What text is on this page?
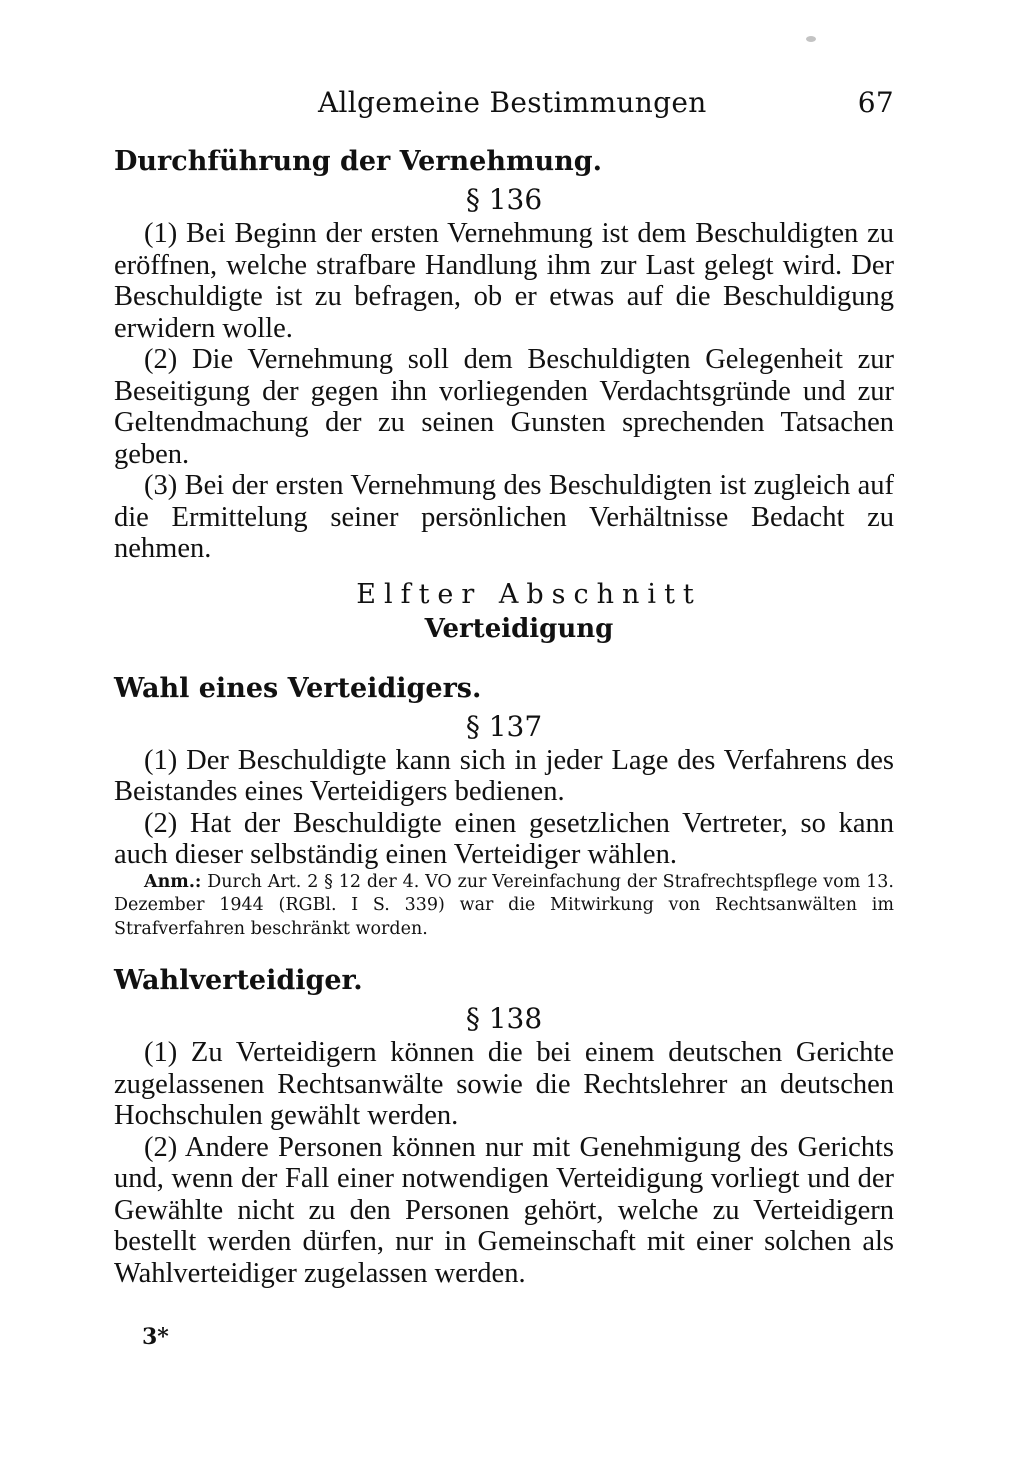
Allgemeine Bestimmungen	67
Durchführung der Vernehmung.

§ 136

(1) Bei Beginn der ersten Vernehmung ist dem Beschuldigten zu eröffnen, welche strafbare Handlung ihm zur Last gelegt wird. Der Beschuldigte ist zu befragen, ob er etwas auf die Beschuldigung erwidern wolle.

(2) Die Vernehmung soll dem Beschuldigten Gelegenheit zur Beseitigung der gegen ihn vorliegenden Verdachtsgründe und zur Geltendmachung der zu seinen Gunsten sprechenden Tatsachen geben.

(3) Bei der ersten Vernehmung des Beschuldigten ist zugleich auf die Ermittelung seiner persönlichen Verhältnisse Bedacht zu nehmen.

Elfter Abschnitt

Verteidigung

Wahl eines Verteidigers.

§ 137

(1) Der Beschuldigte kann sich in jeder Lage des Verfahrens des Beistandes eines Verteidigers bedienen.

(2) Hat der Beschuldigte einen gesetzlichen Vertreter, so kann auch dieser selbständig einen Verteidiger wählen.

Anm.: Durch Art. 2 § 12 der 4. VO zur Vereinfachung der Strafrechtspflege vom 13. Dezember 1944 (RGBl. I S. 339) war die Mitwirkung von Rechtsanwälten im Strafverfahren beschränkt worden.

Wahlverteidiger.

§ 138

(1) Zu Verteidigern können die bei einem deutschen Gerichte zugelassenen Rechtsanwälte sowie die Rechtslehrer an deutschen Hochschulen gewählt werden.

(2) Andere Personen können nur mit Genehmigung des Gerichts und, wenn der Fall einer notwendigen Verteidigung vorliegt und der Gewählte nicht zu den Personen gehört, welche zu Verteidigern bestellt werden dürfen, nur in Gemeinschaft mit einer solchen als Wahlverteidiger zugelassen werden.

3*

» **Task to complete**
Pick out the lines containing the word "Verteidigung" and show them.

» **Completed task**
Verteidigung
(2) Andere Personen können nur mit Genehmigung des Gerichts und, wenn der Fall einer notwendigen Verteidigung vorliegt und der Gewählte nicht zu den Personen gehört, welche zu Verteidigern bestellt werden dürfen, nur in Gemeinschaft mit einer solchen als Wahlverteidiger zugelassen werden.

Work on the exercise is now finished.